本文:
エッセイ

文章力と思考力を高める!「抜き出しノート」作成のススメ

はじめに

先日、本棚から古い「抜き出しノート」を発見しました。抜き出しノートとは、自分が本を読んで気になった文章を、そのまま書き写したノートのことです。名称は、他のノートと差別化するために、私が適当につけました。本記事でも「抜き出しノート」という呼称で統一します。

このノートの一部を撮影した写真をTwitterで投稿したところ、たくさんの「いいね」「リポスト」をいただき、皆さんが「抜き出しノート」について興味を持っていることが分かりました。そこで今回は、皆さんが真似できるように、「抜き出しノート」について詳しく解説したいと思います。

該当するTwitterの投稿は以下です▼ (これから詳しく解説するので、投稿内容は読まないで問題ありません)

【ひとこと】
こんなに雑な字で書かれたノートを、皆さん拡大して解読してくださったんですか? 本当に恐縮です、ありがとうございます。

抜き出しノートの概要

私の抜き出しノートは、以下の2パートに分かれています。

  1. 気になった文章をそのまま書き写した箇所
  2. 書き写した文章に対して、自分の思考を記載した箇所

紙面をパッと見たときに、どちらのパートか区別できるよう、文字の色を分けています。具体的には、文章を書き写す際には鉛筆を使い、自分の思考を書く際にはオレンジのペンを使っています。図解にすると、以下の通りです。

抜き出しノートの図解。

私の場合、抜き出しノートに書き写す本のほとんどが学術書です。理由は、学術書を読んでいる際に、知らなかった発見をしたり、考えさせられる発見をしたりすることが多いからです。頻度としては少ないですが、小説やエッセイの文章を書き写すこともあります。小説やエッセイの場合には、学術書と異なり、美しい言い回しの文章も書き留めたくなります。

使用しているノートは無印良品で5冊セットで売っている、A4サイズの素朴なノートです。値段が他のノートと比べて安価なので使いはじめましたが、罫線の色がうすいため、罫線を無視してコメントを書くときに邪魔にならない点で気にいっています。

抜き出しノートのメリット

抜き出しノートを始めると、どんなメリットがあるのでしょうか。自分の場合を振り返って、考えてみました。ノートを作成するメリットとして、早く効果が表れる順に、以下4つが挙げられます。

メリット① 文章力の向上

抜き出しノートを作成するメリットとして第一に、文章の向上が挙げられます。

人が何らかのスキルを身につけたい、センスを磨きたいと思った場合、最もよい方法は、「お手本を真似ること」です。例えば、あなたが中世ヨーロッパにおける、パン屋の工房に弟子入りしたとしましょう。そこでスキル向上のためにやるべきことは、親方や兄弟子の動作を真似て、パンをつくることです。

作業内容:
A. 本文のうち、「抜き出しノートの図解。」から「に、以下4つが挙げられます。」までを、両端を含めてそのまま引用してください。
B. 本文によると、筆者は抜き出しノートで自分の思考を書く際に何色のペンを使っていますか。

掲載データ:
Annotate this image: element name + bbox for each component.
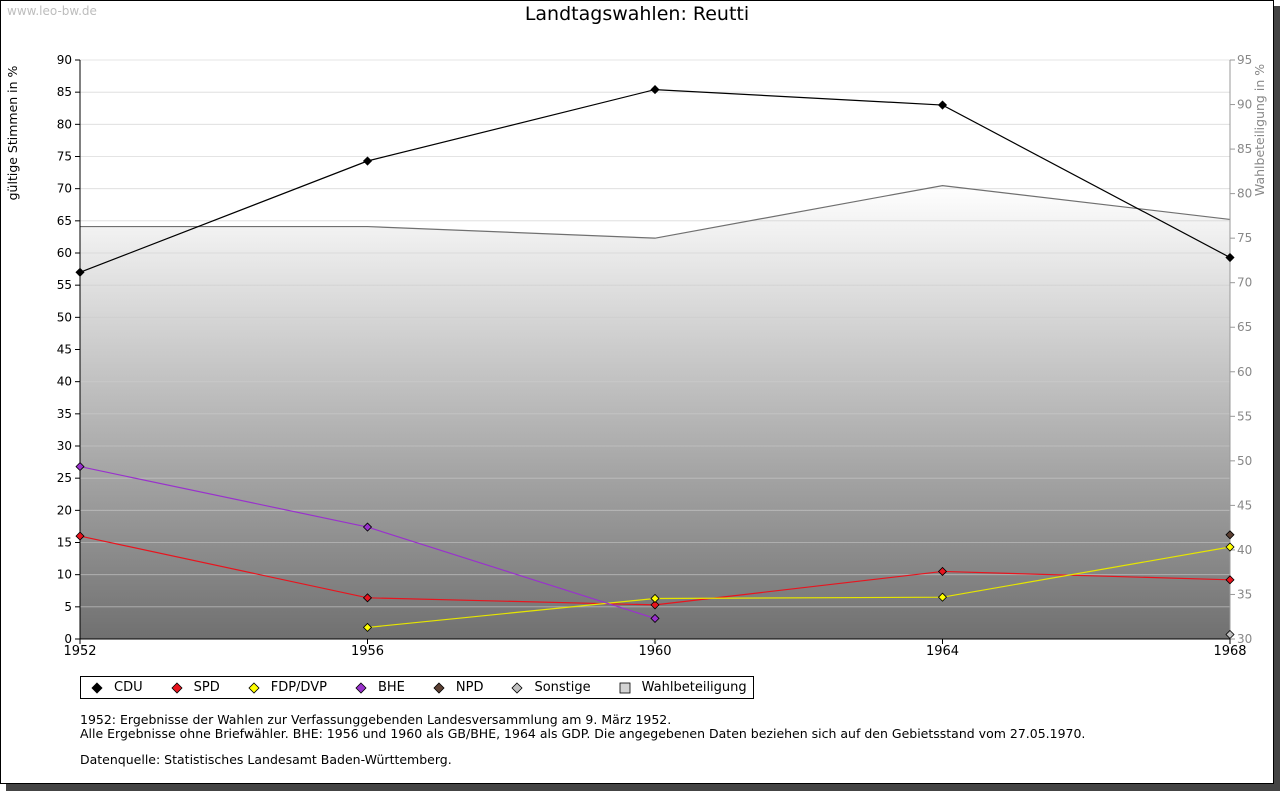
legend-marker-bhe bbox=[355, 681, 367, 694]
marker-fdp-dvp-1956 bbox=[362, 622, 373, 632]
marker-fdp-dvp-1968 bbox=[1225, 542, 1235, 552]
y-tick-label-30: 30 bbox=[57, 439, 72, 453]
marker-cdu-1956 bbox=[362, 156, 373, 166]
marker-spd-1952 bbox=[75, 531, 85, 541]
legend-label-sonstige: Sonstige bbox=[534, 680, 591, 695]
y-tick-label-25: 25 bbox=[57, 471, 72, 485]
y2-axis-title: Wahlbeteiligung in % bbox=[1252, 64, 1267, 196]
chart-title: Landtagswahlen: Reutti bbox=[524, 3, 750, 25]
marker-fdp-dvp-1960 bbox=[650, 593, 660, 604]
marker-cdu-1968 bbox=[1225, 252, 1235, 263]
marker-cdu-1960 bbox=[650, 85, 660, 95]
y-tick-label-75: 75 bbox=[57, 150, 72, 164]
legend-marker-npd bbox=[433, 681, 445, 694]
y2-tick-label-85: 85 bbox=[1237, 142, 1252, 156]
y-tick-label-65: 65 bbox=[57, 214, 72, 228]
y2-tick-label-35: 35 bbox=[1237, 587, 1252, 601]
y-tick-label-80: 80 bbox=[57, 117, 72, 131]
marker-bhe-1960 bbox=[650, 613, 660, 623]
marker-spd-1964 bbox=[937, 566, 948, 577]
y-tick-label-0: 0 bbox=[64, 632, 72, 646]
marker-cdu-1964 bbox=[937, 100, 948, 110]
y-tick-label-45: 45 bbox=[57, 343, 72, 357]
y2-tick-label-80: 80 bbox=[1237, 187, 1252, 201]
y-tick-label-20: 20 bbox=[57, 503, 72, 517]
y-tick-label-35: 35 bbox=[57, 407, 72, 421]
note-line-1: 1952: Ergebnisse der Wahlen zur Verfassu… bbox=[80, 712, 672, 727]
legend-item-spd: SPD bbox=[167, 680, 220, 695]
x-tick-label-1968: 1968 bbox=[1213, 644, 1246, 659]
y-tick-label-55: 55 bbox=[57, 278, 72, 292]
y-tick-label-15: 15 bbox=[57, 536, 72, 550]
legend-marker-spd bbox=[171, 681, 183, 694]
legend-label-cdu: CDU bbox=[114, 680, 143, 695]
y2-tick-label-40: 40 bbox=[1237, 543, 1252, 557]
legend-marker-wahlbeteiligung bbox=[619, 682, 631, 693]
legend-label-bhe: BHE bbox=[377, 680, 405, 695]
x-tick-label-1952: 1952 bbox=[63, 644, 96, 659]
y2-tick-label-30: 30 bbox=[1237, 632, 1252, 646]
legend-label-spd: SPD bbox=[193, 680, 220, 695]
legend-marker-sonstige bbox=[511, 681, 524, 694]
marker-bhe-1952 bbox=[75, 462, 85, 472]
series-line-fdp-dvp bbox=[367, 546, 1231, 629]
marker-fdp-dvp-1964 bbox=[937, 592, 948, 602]
y2-tick-label-50: 50 bbox=[1237, 454, 1252, 468]
y2-tick-label-45: 45 bbox=[1237, 498, 1252, 512]
y2-tick-label-95: 95 bbox=[1237, 53, 1252, 67]
y-tick-label-50: 50 bbox=[57, 310, 72, 324]
marker-sonstige-1968 bbox=[1225, 629, 1235, 640]
watermark: www.leo-bw.de bbox=[7, 4, 97, 18]
y-tick-label-40: 40 bbox=[57, 375, 72, 389]
y2-tick-label-65: 65 bbox=[1237, 320, 1252, 334]
frame-shadow-right bbox=[1274, 6, 1280, 790]
marker-cdu-1952 bbox=[75, 267, 85, 277]
legend-item-npd: NPD bbox=[429, 680, 484, 695]
y2-tick-label-70: 70 bbox=[1237, 276, 1252, 290]
legend-label-npd: NPD bbox=[455, 680, 484, 695]
data-source: Datenquelle: Statistisches Landesamt Bad… bbox=[80, 752, 452, 767]
turnout-line bbox=[80, 184, 1231, 239]
marker-spd-1968 bbox=[1225, 575, 1235, 585]
y-tick-label-60: 60 bbox=[57, 246, 72, 260]
x-tick-label-1964: 1964 bbox=[926, 644, 959, 659]
y-axis-title: gültige Stimmen in % bbox=[5, 65, 20, 200]
chart-canvas: 0 5 10 15 20 25 30 35 40 45 50 55 60 65 70 75 80 85 90 30 35… bbox=[5, 53, 1267, 659]
x-tick-label-1956: 1956 bbox=[351, 644, 384, 659]
y-tick-label-10: 10 bbox=[57, 568, 72, 582]
note-line-2: Alle Ergebnisse ohne Briefwähler. BHE: 1… bbox=[80, 725, 1086, 741]
legend-label-wahlbeteiligung: Wahlbeteiligung bbox=[641, 680, 747, 695]
y-tick-label-90: 90 bbox=[57, 53, 72, 67]
y-tick-label-85: 85 bbox=[57, 85, 72, 99]
y2-tick-label-55: 55 bbox=[1237, 409, 1252, 423]
legend-item-wahlbeteiligung: Wahlbeteiligung bbox=[615, 680, 747, 695]
legend-marker-fdp-dvp bbox=[248, 681, 260, 694]
turnout-area bbox=[80, 185, 1230, 640]
marker-bhe-1956 bbox=[362, 522, 373, 532]
legend-item-cdu: CDU bbox=[87, 680, 143, 695]
marker-spd-1960 bbox=[650, 600, 660, 610]
y2-tick-label-60: 60 bbox=[1237, 365, 1252, 379]
legend-item-bhe: BHE bbox=[351, 680, 405, 695]
chart-legend: CDU SPD FDP/DVP BHE NPD Sonstige Wahlbeteiligu… bbox=[80, 676, 754, 699]
y2-tick-label-75: 75 bbox=[1237, 231, 1252, 245]
legend-label-fdp-dvp: FDP/DVP bbox=[270, 680, 327, 695]
marker-npd-1968 bbox=[1225, 530, 1235, 540]
frame-shadow-bottom bbox=[6, 784, 1280, 791]
y-tick-label-5: 5 bbox=[64, 600, 72, 614]
x-tick-label-1960: 1960 bbox=[638, 644, 671, 659]
marker-spd-1956 bbox=[362, 593, 373, 603]
y2-tick-label-90: 90 bbox=[1237, 98, 1252, 112]
legend-marker-cdu bbox=[91, 681, 103, 694]
y-tick-label-70: 70 bbox=[57, 182, 72, 196]
legend-item-sonstige: Sonstige bbox=[507, 680, 591, 695]
chart-notes: 1952: Ergebnisse der Wahlen zur Verfassu… bbox=[80, 713, 1085, 767]
legend-item-fdp-dvp: FDP/DVP bbox=[244, 680, 327, 695]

解答:
A.
抜き出しノートの図解。

私の場合、抜き出しノートに書き写す本のほとんどが学術書です。理由は、学術書を読んでいる際に、知らなかった発見をしたり、考えさせられる発見をしたりすることが多いからです。頻度としては少ないですが、小説やエッセイの文章を書き写すこともあります。小説やエッセイの場合には、学術書と異なり、美しい言い回しの文章も書き留めたくなります。

使用しているノートは無印良品で5冊セットで売っている、A4サイズの素朴なノートです。値段が他のノートと比べて安価なので使いはじめましたが、罫線の色がうすいため、罫線を無視してコメントを書くときに邪魔にならない点で気にいっています。

抜き出しノートのメリット

抜き出しノートを始めると、どんなメリットがあるのでしょうか。自分の場合を振り返って、考えてみました。ノートを作成するメリットとして、早く効果が表れる順に、以下4つが挙げられます。

B. オレンジのペンです。